[Listed records]:
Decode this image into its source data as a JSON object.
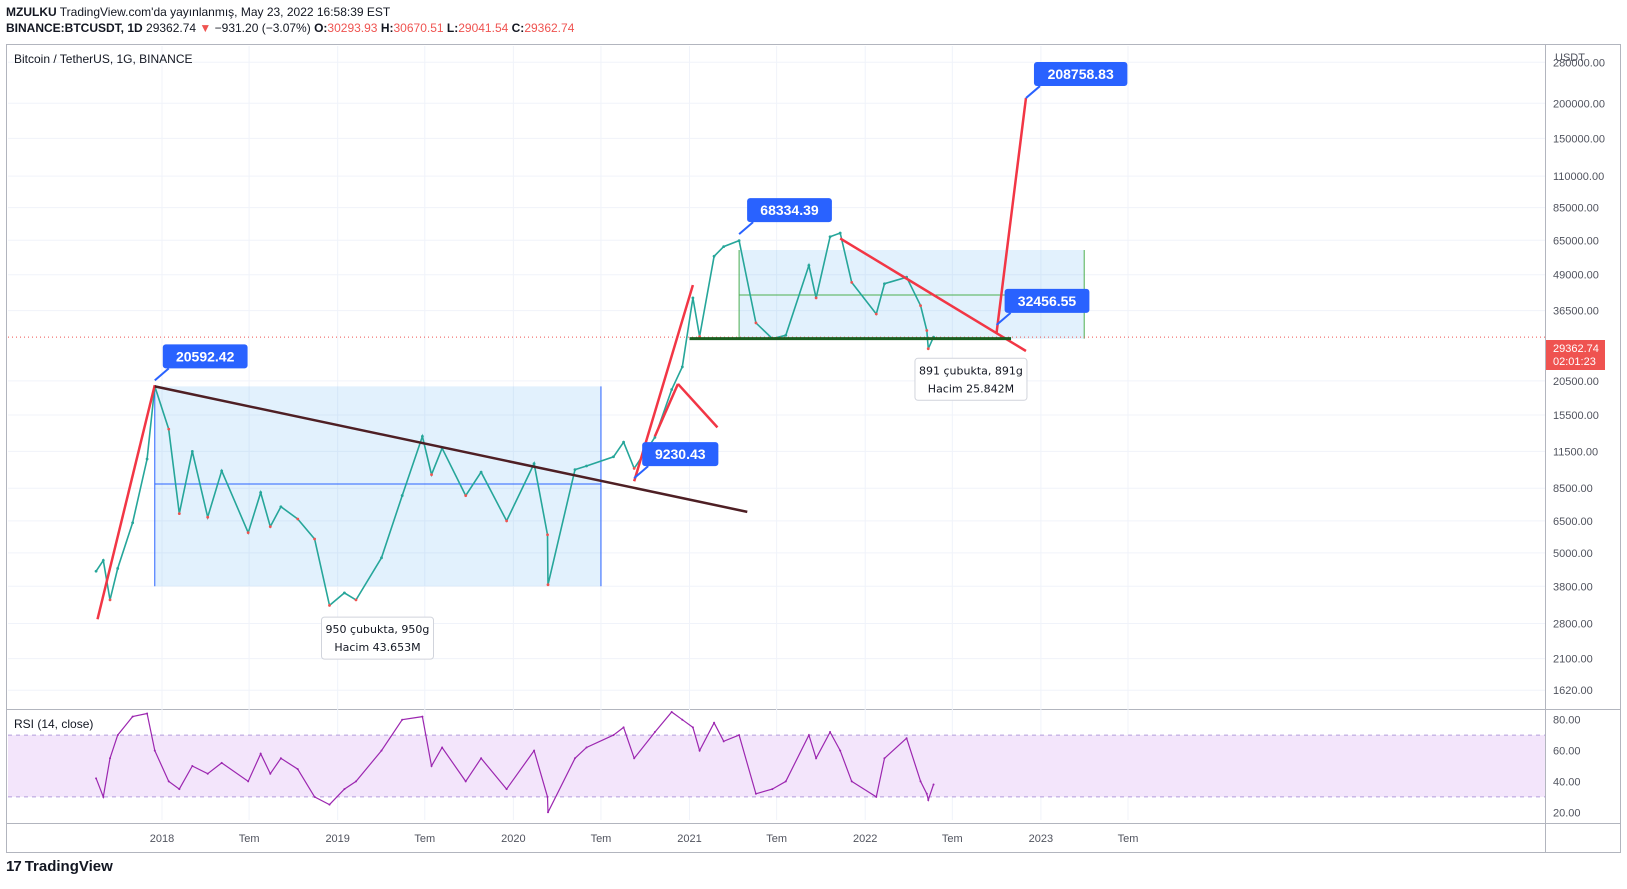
{
  "header": {
    "publisher": "MZULKU",
    "published_text": "TradingView.com'da yayınlanmış, May 23, 2022 16:58:39 EST",
    "symbol_line": "BINANCE:BTCUSDT, 1D",
    "last": "29362.74",
    "change": "−931.20 (−3.07%)",
    "o_label": "O:",
    "o_value": "30293.93",
    "h_label": "H:",
    "h_value": "30670.51",
    "l_label": "L:",
    "l_value": "29041.54",
    "c_label": "C:",
    "c_value": "29362.74"
  },
  "chart_data": {
    "type": "line",
    "title": "Bitcoin / TetherUS, 1G, BINANCE",
    "ylabel": "USDT",
    "yscale": "log",
    "ylim": [
      1400,
      320000
    ],
    "y_ticks": [
      280000,
      200000,
      150000,
      110000,
      85000,
      65000,
      49000,
      36500,
      20500,
      15500,
      11500,
      8500,
      6500,
      5000,
      3800,
      2800,
      2100,
      1620
    ],
    "y_tick_labels": [
      "280000.00",
      "200000.00",
      "150000.00",
      "110000.00",
      "85000.00",
      "65000.00",
      "49000.00",
      "36500.00",
      "20500.00",
      "15500.00",
      "11500.00",
      "8500.00",
      "6500.00",
      "5000.00",
      "3800.00",
      "2800.00",
      "2100.00",
      "1620.00"
    ],
    "x_labels": [
      "2018",
      "Tem",
      "2019",
      "Tem",
      "2020",
      "Tem",
      "2021",
      "Tem",
      "2022",
      "Tem",
      "2023",
      "Tem"
    ],
    "x_label_dates": [
      "2018-01-01",
      "2018-07-01",
      "2019-01-01",
      "2019-07-01",
      "2020-01-01",
      "2020-07-01",
      "2021-01-01",
      "2021-07-01",
      "2022-01-01",
      "2022-07-01",
      "2023-01-01",
      "2023-07-01"
    ],
    "series": [
      {
        "x": [
          "2017-08-17",
          "2017-09-01",
          "2017-09-15",
          "2017-10-01",
          "2017-11-01",
          "2017-12-01",
          "2017-12-17",
          "2018-01-15",
          "2018-02-06",
          "2018-03-05",
          "2018-04-06",
          "2018-05-05",
          "2018-06-29",
          "2018-07-25",
          "2018-08-14",
          "2018-09-05",
          "2018-10-10",
          "2018-11-14",
          "2018-12-15",
          "2019-01-15",
          "2019-02-08",
          "2019-04-02",
          "2019-05-15",
          "2019-06-26",
          "2019-07-15",
          "2019-08-06",
          "2019-09-24",
          "2019-10-26",
          "2019-12-18",
          "2020-02-13",
          "2020-03-12",
          "2020-03-13",
          "2020-05-08",
          "2020-06-01",
          "2020-07-27",
          "2020-08-17",
          "2020-09-08",
          "2020-10-21",
          "2020-11-25",
          "2020-12-17",
          "2021-01-08",
          "2021-01-22",
          "2021-02-21",
          "2021-03-13",
          "2021-04-14",
          "2021-05-19",
          "2021-06-22",
          "2021-07-20",
          "2021-09-06",
          "2021-09-21",
          "2021-10-20",
          "2021-11-10",
          "2021-12-04",
          "2022-01-24",
          "2022-02-10",
          "2022-03-28",
          "2022-04-26",
          "2022-05-09",
          "2022-05-12",
          "2022-05-23"
        ],
        "values": [
          4300,
          4700,
          3400,
          4400,
          6400,
          10800,
          19600,
          13800,
          6900,
          11500,
          6700,
          9800,
          5900,
          8200,
          6200,
          7300,
          6600,
          5600,
          3250,
          3600,
          3400,
          4800,
          8000,
          13000,
          9500,
          11800,
          8000,
          9700,
          6500,
          10400,
          5800,
          3850,
          9900,
          10200,
          11000,
          12400,
          10000,
          12900,
          19100,
          23000,
          40500,
          29500,
          57000,
          61700,
          64800,
          33000,
          29000,
          29800,
          52900,
          40500,
          66900,
          69000,
          46000,
          35500,
          45500,
          48000,
          38000,
          31000,
          26700,
          29362.74
        ]
      }
    ],
    "rsi": {
      "label": "RSI (14, close)",
      "ylim": [
        15,
        85
      ],
      "ticks": [
        80,
        60,
        40,
        20
      ],
      "tick_labels": [
        "80.00",
        "60.00",
        "40.00",
        "20.00"
      ],
      "band": [
        30,
        70
      ],
      "values": [
        42,
        30,
        55,
        70,
        82,
        84,
        60,
        40,
        35,
        50,
        45,
        52,
        40,
        58,
        45,
        55,
        48,
        30,
        25,
        35,
        40,
        60,
        80,
        82,
        50,
        62,
        40,
        55,
        35,
        60,
        30,
        20,
        55,
        62,
        70,
        75,
        55,
        72,
        85,
        80,
        75,
        60,
        78,
        66,
        70,
        32,
        35,
        40,
        70,
        55,
        72,
        60,
        40,
        30,
        55,
        68,
        40,
        32,
        28,
        38
      ]
    },
    "last_price_label": "29362.74",
    "countdown": "02:01:23",
    "annotations": [
      {
        "text": "20592.42",
        "x": "2017-12-17",
        "y": 20592.42
      },
      {
        "text": "9230.43",
        "x": "2020-09-08",
        "y": 9230.43
      },
      {
        "text": "68334.39",
        "x": "2021-04-14",
        "y": 68334.39
      },
      {
        "text": "32456.55",
        "x": "2022-10-01",
        "y": 32456.55
      },
      {
        "text": "208758.83",
        "x": "2022-12-01",
        "y": 208758.83
      }
    ],
    "range_notes": [
      {
        "line1": "950 çubukta, 950g",
        "line2": "Hacim 43.653M"
      },
      {
        "line1": "891 çubukta, 891g",
        "line2": "Hacim 25.842M"
      }
    ]
  },
  "footer": {
    "brand": "TradingView",
    "logo": "17"
  }
}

[Set exercise]: Write out each entry exactly as given, but skip the pictures.

[Exercise result]:
Decode this image into its source data as a JSON object.
{
  "header": {
    "publisher": "MZULKU",
    "published_text": "TradingView.com'da yayınlanmış, May 23, 2022 16:58:39 EST",
    "symbol_line": "BINANCE:BTCUSDT, 1D",
    "last": "29362.74",
    "change": "−931.20 (−3.07%)",
    "o_label": "O:",
    "o_value": "30293.93",
    "h_label": "H:",
    "h_value": "30670.51",
    "l_label": "L:",
    "l_value": "29041.54",
    "c_label": "C:",
    "c_value": "29362.74"
  },
  "chart_data": {
    "type": "line",
    "title": "Bitcoin / TetherUS, 1G, BINANCE",
    "ylabel": "USDT",
    "yscale": "log",
    "ylim": [
      1400,
      320000
    ],
    "y_ticks": [
      280000,
      200000,
      150000,
      110000,
      85000,
      65000,
      49000,
      36500,
      20500,
      15500,
      11500,
      8500,
      6500,
      5000,
      3800,
      2800,
      2100,
      1620
    ],
    "y_tick_labels": [
      "280000.00",
      "200000.00",
      "150000.00",
      "110000.00",
      "85000.00",
      "65000.00",
      "49000.00",
      "36500.00",
      "20500.00",
      "15500.00",
      "11500.00",
      "8500.00",
      "6500.00",
      "5000.00",
      "3800.00",
      "2800.00",
      "2100.00",
      "1620.00"
    ],
    "x_labels": [
      "2018",
      "Tem",
      "2019",
      "Tem",
      "2020",
      "Tem",
      "2021",
      "Tem",
      "2022",
      "Tem",
      "2023",
      "Tem"
    ],
    "x_label_dates": [
      "2018-01-01",
      "2018-07-01",
      "2019-01-01",
      "2019-07-01",
      "2020-01-01",
      "2020-07-01",
      "2021-01-01",
      "2021-07-01",
      "2022-01-01",
      "2022-07-01",
      "2023-01-01",
      "2023-07-01"
    ],
    "series": [
      {
        "x": [
          "2017-08-17",
          "2017-09-01",
          "2017-09-15",
          "2017-10-01",
          "2017-11-01",
          "2017-12-01",
          "2017-12-17",
          "2018-01-15",
          "2018-02-06",
          "2018-03-05",
          "2018-04-06",
          "2018-05-05",
          "2018-06-29",
          "2018-07-25",
          "2018-08-14",
          "2018-09-05",
          "2018-10-10",
          "2018-11-14",
          "2018-12-15",
          "2019-01-15",
          "2019-02-08",
          "2019-04-02",
          "2019-05-15",
          "2019-06-26",
          "2019-07-15",
          "2019-08-06",
          "2019-09-24",
          "2019-10-26",
          "2019-12-18",
          "2020-02-13",
          "2020-03-12",
          "2020-03-13",
          "2020-05-08",
          "2020-06-01",
          "2020-07-27",
          "2020-08-17",
          "2020-09-08",
          "2020-10-21",
          "2020-11-25",
          "2020-12-17",
          "2021-01-08",
          "2021-01-22",
          "2021-02-21",
          "2021-03-13",
          "2021-04-14",
          "2021-05-19",
          "2021-06-22",
          "2021-07-20",
          "2021-09-06",
          "2021-09-21",
          "2021-10-20",
          "2021-11-10",
          "2021-12-04",
          "2022-01-24",
          "2022-02-10",
          "2022-03-28",
          "2022-04-26",
          "2022-05-09",
          "2022-05-12",
          "2022-05-23"
        ],
        "values": [
          4300,
          4700,
          3400,
          4400,
          6400,
          10800,
          19600,
          13800,
          6900,
          11500,
          6700,
          9800,
          5900,
          8200,
          6200,
          7300,
          6600,
          5600,
          3250,
          3600,
          3400,
          4800,
          8000,
          13000,
          9500,
          11800,
          8000,
          9700,
          6500,
          10400,
          5800,
          3850,
          9900,
          10200,
          11000,
          12400,
          10000,
          12900,
          19100,
          23000,
          40500,
          29500,
          57000,
          61700,
          64800,
          33000,
          29000,
          29800,
          52900,
          40500,
          66900,
          69000,
          46000,
          35500,
          45500,
          48000,
          38000,
          31000,
          26700,
          29362.74
        ]
      }
    ],
    "rsi": {
      "label": "RSI (14, close)",
      "ylim": [
        15,
        85
      ],
      "ticks": [
        80,
        60,
        40,
        20
      ],
      "tick_labels": [
        "80.00",
        "60.00",
        "40.00",
        "20.00"
      ],
      "band": [
        30,
        70
      ],
      "values": [
        42,
        30,
        55,
        70,
        82,
        84,
        60,
        40,
        35,
        50,
        45,
        52,
        40,
        58,
        45,
        55,
        48,
        30,
        25,
        35,
        40,
        60,
        80,
        82,
        50,
        62,
        40,
        55,
        35,
        60,
        30,
        20,
        55,
        62,
        70,
        75,
        55,
        72,
        85,
        80,
        75,
        60,
        78,
        66,
        70,
        32,
        35,
        40,
        70,
        55,
        72,
        60,
        40,
        30,
        55,
        68,
        40,
        32,
        28,
        38
      ]
    },
    "last_price_label": "29362.74",
    "countdown": "02:01:23",
    "annotations": [
      {
        "text": "20592.42",
        "x": "2017-12-17",
        "y": 20592.42
      },
      {
        "text": "9230.43",
        "x": "2020-09-08",
        "y": 9230.43
      },
      {
        "text": "68334.39",
        "x": "2021-04-14",
        "y": 68334.39
      },
      {
        "text": "32456.55",
        "x": "2022-10-01",
        "y": 32456.55
      },
      {
        "text": "208758.83",
        "x": "2022-12-01",
        "y": 208758.83
      }
    ],
    "range_notes": [
      {
        "line1": "950 çubukta, 950g",
        "line2": "Hacim 43.653M"
      },
      {
        "line1": "891 çubukta, 891g",
        "line2": "Hacim 25.842M"
      }
    ]
  },
  "footer": {
    "brand": "TradingView",
    "logo": "17"
  }
}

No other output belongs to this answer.